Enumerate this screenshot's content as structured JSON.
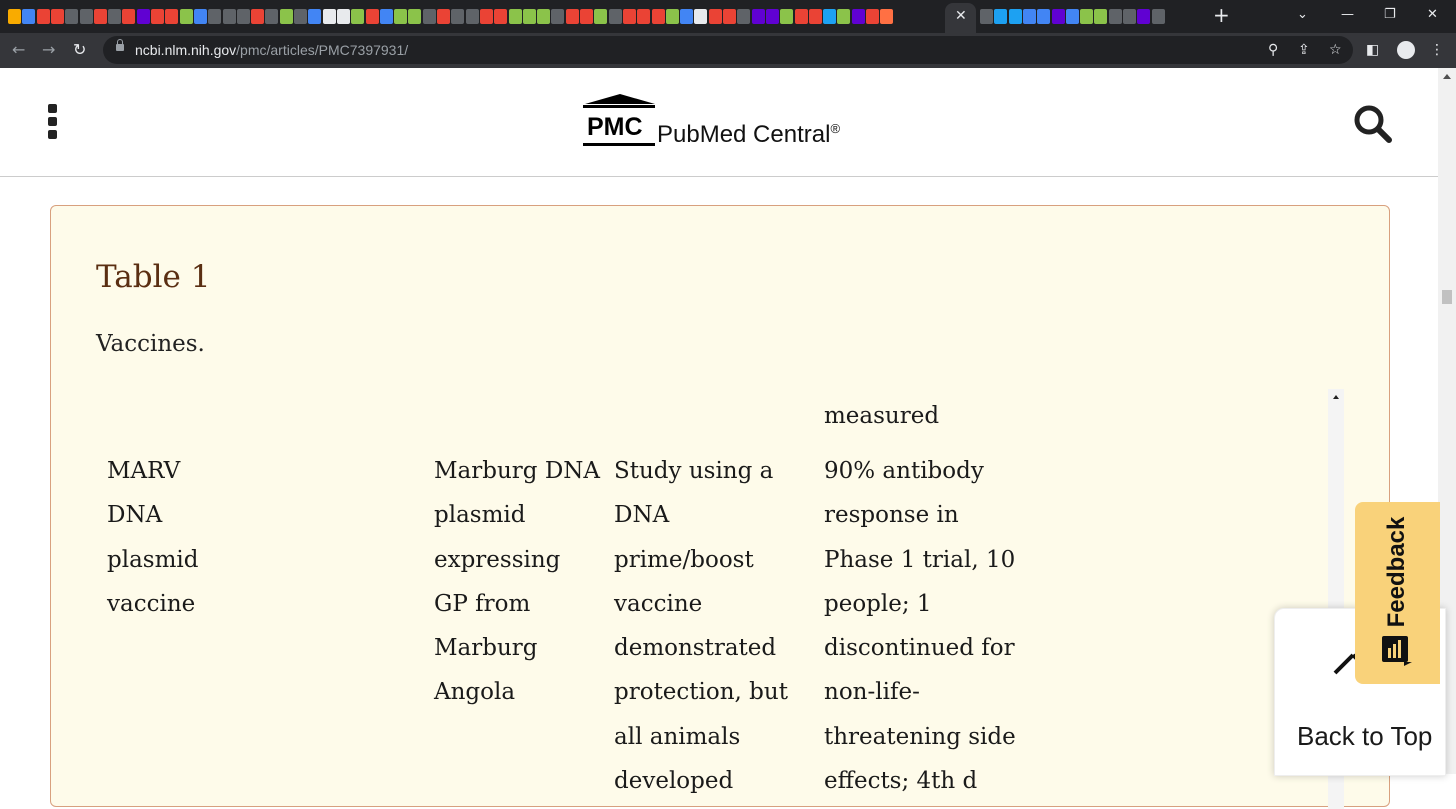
{
  "browser": {
    "url_host": "ncbi.nlm.nih.gov",
    "url_path": "/pmc/articles/PMC7397931/",
    "tab_colors": [
      "#f9ab00",
      "#4285f4",
      "#ea4335",
      "#ea4335",
      "#5f6368",
      "#5f6368",
      "#ea4335",
      "#5f6368",
      "#ea4335",
      "#6001d2",
      "#ea4335",
      "#ea4335",
      "#8bc34a",
      "#4285f4",
      "#5f6368",
      "#5f6368",
      "#5f6368",
      "#ea4335",
      "#5f6368",
      "#8bc34a",
      "#5f6368",
      "#4285f4",
      "#e8eaed",
      "#e8eaed",
      "#8bc34a",
      "#ea4335",
      "#4285f4",
      "#8bc34a",
      "#8bc34a",
      "#5f6368",
      "#ea4335",
      "#5f6368",
      "#5f6368",
      "#ea4335",
      "#ea4335",
      "#8bc34a",
      "#8bc34a",
      "#8bc34a",
      "#5f6368",
      "#ea4335",
      "#ea4335",
      "#8bc34a",
      "#5f6368",
      "#ea4335",
      "#ea4335",
      "#ea4335",
      "#8bc34a",
      "#4285f4",
      "#e8eaed",
      "#ea4335",
      "#ea4335",
      "#5f6368",
      "#6001d2",
      "#6001d2",
      "#8bc34a",
      "#ea4335",
      "#ea4335",
      "#1da1f2",
      "#8bc34a",
      "#6001d2",
      "#ea4335",
      "#ff7043"
    ],
    "tab_colors_right": [
      "#5f6368",
      "#1da1f2",
      "#1da1f2",
      "#4285f4",
      "#4285f4",
      "#6001d2",
      "#4285f4",
      "#8bc34a",
      "#8bc34a",
      "#5f6368",
      "#5f6368",
      "#6001d2",
      "#5f6368"
    ]
  },
  "header": {
    "logo_abbr": "PMC",
    "logo_name": "PubMed Central",
    "logo_mark": "®"
  },
  "table": {
    "title": "Table 1",
    "caption": "Vaccines.",
    "partial_header": "measured",
    "row": {
      "name": [
        "MARV",
        "DNA",
        "plasmid",
        "vaccine"
      ],
      "description": [
        "Marburg DNA",
        "plasmid",
        "expressing",
        "GP from",
        "Marburg",
        "Angola"
      ],
      "findings": [
        "Study using a",
        "DNA",
        "prime/boost",
        "vaccine",
        "demonstrated",
        "protection, but",
        "all animals",
        "developed"
      ],
      "results": [
        "90% antibody",
        "response in",
        "Phase 1 trial, 10",
        "people; 1",
        "discontinued for",
        "non-life-",
        "threatening side",
        "effects; 4th d"
      ]
    }
  },
  "widgets": {
    "back_to_top": "Back to Top",
    "feedback": "Feedback"
  }
}
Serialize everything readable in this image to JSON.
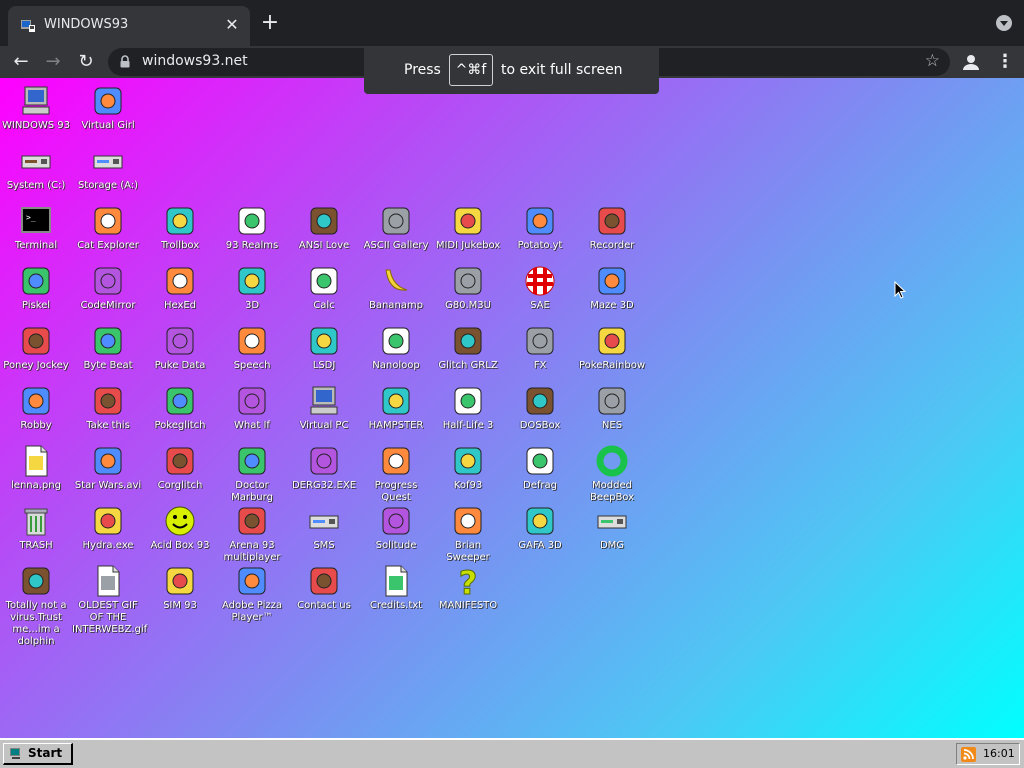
{
  "browser": {
    "tab_title": "WINDOWS93",
    "tab_close": "✕",
    "new_tab": "+",
    "url": "windows93.net",
    "fullscreen_press": "Press",
    "fullscreen_key": "^⌘f",
    "fullscreen_tail": "to exit full screen"
  },
  "desktop": {
    "icons": [
      {
        "label": "WINDOWS 93",
        "icon": "computer-icon"
      },
      {
        "label": "Virtual Girl",
        "icon": "face-icon"
      },
      {
        "label": "System (C:)",
        "icon": "drive-icon"
      },
      {
        "label": "Storage (A:)",
        "icon": "floppy-drive-icon"
      },
      {
        "label": "Terminal",
        "icon": "terminal-icon"
      },
      {
        "label": "Cat Explorer",
        "icon": "globe-cat-icon"
      },
      {
        "label": "Trollbox",
        "icon": "chat-bubble-icon"
      },
      {
        "label": "93 Realms",
        "icon": "realms-icon"
      },
      {
        "label": "ANSI Love",
        "icon": "ansi-icon"
      },
      {
        "label": "ASCII Gallery",
        "icon": "ascii-icon"
      },
      {
        "label": "MIDI Jukebox",
        "icon": "piano-icon"
      },
      {
        "label": "Potato.yt",
        "icon": "potato-icon"
      },
      {
        "label": "Recorder",
        "icon": "microphone-icon"
      },
      {
        "label": "Piskel",
        "icon": "palette-icon"
      },
      {
        "label": "CodeMirror",
        "icon": "codemirror-icon"
      },
      {
        "label": "HexEd",
        "icon": "cube-icon"
      },
      {
        "label": "3D",
        "icon": "teapot-icon"
      },
      {
        "label": "Calc",
        "icon": "calculator-icon"
      },
      {
        "label": "Bananamp",
        "icon": "banana-icon"
      },
      {
        "label": "G80.M3U",
        "icon": "speaker-icon"
      },
      {
        "label": "SAE",
        "icon": "ball-icon"
      },
      {
        "label": "Maze 3D",
        "icon": "maze-icon"
      },
      {
        "label": "Poney Jockey",
        "icon": "pony-icon"
      },
      {
        "label": "Byte Beat",
        "icon": "bytebeat-icon"
      },
      {
        "label": "Puke Data",
        "icon": "pd-icon"
      },
      {
        "label": "Speech",
        "icon": "speech-face-icon"
      },
      {
        "label": "LSDJ",
        "icon": "lsdj-icon"
      },
      {
        "label": "Nanoloop",
        "icon": "waves-icon"
      },
      {
        "label": "Glitch GRLZ",
        "icon": "lips-icon"
      },
      {
        "label": "FX",
        "icon": "atom-icon"
      },
      {
        "label": "PokeRainbow",
        "icon": "characters-icon"
      },
      {
        "label": "Robby",
        "icon": "stick-figure-icon"
      },
      {
        "label": "Take this",
        "icon": "clown-icon"
      },
      {
        "label": "Pokeglitch",
        "icon": "glitch-icon"
      },
      {
        "label": "What If",
        "icon": "whatif-icon"
      },
      {
        "label": "Virtual PC",
        "icon": "virtual-pc-icon"
      },
      {
        "label": "HAMPSTER",
        "icon": "hamster-icon"
      },
      {
        "label": "Half-Life 3",
        "icon": "lambda-icon"
      },
      {
        "label": "DOSBox",
        "icon": "dosbox-icon"
      },
      {
        "label": "NES",
        "icon": "nes-icon"
      },
      {
        "label": "lenna.png",
        "icon": "image-file-icon"
      },
      {
        "label": "Star Wars.avi",
        "icon": "yoda-icon"
      },
      {
        "label": "Corglitch",
        "icon": "corgi-icon"
      },
      {
        "label": "Doctor Marburg",
        "icon": "doctor-icon"
      },
      {
        "label": "DERG32.EXE",
        "icon": "derg-icon"
      },
      {
        "label": "Progress Quest",
        "icon": "swords-icon"
      },
      {
        "label": "Kof93",
        "icon": "fighter-icon"
      },
      {
        "label": "Defrag",
        "icon": "defrag-icon"
      },
      {
        "label": "Modded BeepBox",
        "icon": "ring-icon"
      },
      {
        "label": "TRASH",
        "icon": "trash-icon"
      },
      {
        "label": "Hydra.exe",
        "icon": "hydra-icon"
      },
      {
        "label": "Acid Box 93",
        "icon": "smiley-icon"
      },
      {
        "label": "Arena 93 multiplayer",
        "icon": "arena-cube-icon"
      },
      {
        "label": "SMS",
        "icon": "console-icon"
      },
      {
        "label": "Solitude",
        "icon": "solitude-icon"
      },
      {
        "label": "Brian Sweeper",
        "icon": "mine-icon"
      },
      {
        "label": "GAFA 3D",
        "icon": "doomguy-icon"
      },
      {
        "label": "DMG",
        "icon": "gameboy-icon"
      },
      {
        "label": "Totally not a virus.Trust me...im a dolphin",
        "icon": "dolphin-icon"
      },
      {
        "label": "OLDEST GIF OF THE INTERWEBZ.gif",
        "icon": "gif-file-icon"
      },
      {
        "label": "SIM 93",
        "icon": "book-icon"
      },
      {
        "label": "Adobe Pizza Player™",
        "icon": "pizza-icon"
      },
      {
        "label": "Contact us",
        "icon": "contact-icon"
      },
      {
        "label": "Credits.txt",
        "icon": "text-file-icon"
      },
      {
        "label": "MANIFESTO",
        "icon": "question-mark-icon"
      }
    ]
  },
  "taskbar": {
    "start_label": "Start",
    "clock": "16:01"
  },
  "colors": {
    "desktop_gradient_start": "#ff00ff",
    "desktop_gradient_end": "#00ffff",
    "taskbar": "#c3c3c3"
  }
}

•••••

Whenever the string "Marburg" appears on a line of the material, that line counts; report the count and nothing else.

### Completed exercise:
3